• [The exercise] Copy each line that has the string "arduino" somewhere in it.

• [Task data]
= = =
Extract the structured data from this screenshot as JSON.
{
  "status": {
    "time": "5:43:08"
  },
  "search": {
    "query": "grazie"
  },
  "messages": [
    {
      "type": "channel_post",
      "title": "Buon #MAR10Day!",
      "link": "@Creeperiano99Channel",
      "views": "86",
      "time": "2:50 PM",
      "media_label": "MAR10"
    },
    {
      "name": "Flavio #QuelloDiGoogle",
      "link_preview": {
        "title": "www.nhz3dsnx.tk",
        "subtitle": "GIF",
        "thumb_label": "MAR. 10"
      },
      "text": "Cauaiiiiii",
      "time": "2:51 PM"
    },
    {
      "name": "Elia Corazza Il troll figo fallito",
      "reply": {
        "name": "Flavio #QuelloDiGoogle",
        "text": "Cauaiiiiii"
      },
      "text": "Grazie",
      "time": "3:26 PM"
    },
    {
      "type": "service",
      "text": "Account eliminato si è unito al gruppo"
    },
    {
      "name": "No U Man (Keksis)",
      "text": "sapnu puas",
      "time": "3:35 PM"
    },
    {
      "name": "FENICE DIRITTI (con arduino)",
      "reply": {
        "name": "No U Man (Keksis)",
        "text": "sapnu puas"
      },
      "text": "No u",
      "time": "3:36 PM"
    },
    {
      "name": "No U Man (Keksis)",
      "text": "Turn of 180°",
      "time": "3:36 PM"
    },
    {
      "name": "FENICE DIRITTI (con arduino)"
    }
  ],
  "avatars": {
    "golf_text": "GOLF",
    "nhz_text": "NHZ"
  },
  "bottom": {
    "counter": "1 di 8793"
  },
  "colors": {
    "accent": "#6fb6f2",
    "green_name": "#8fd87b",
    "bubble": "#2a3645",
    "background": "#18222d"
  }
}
= = =
• [Result of the exercise]
      "name": "FENICE DIRITTI (con arduino)",
      "name": "FENICE DIRITTI (con arduino)"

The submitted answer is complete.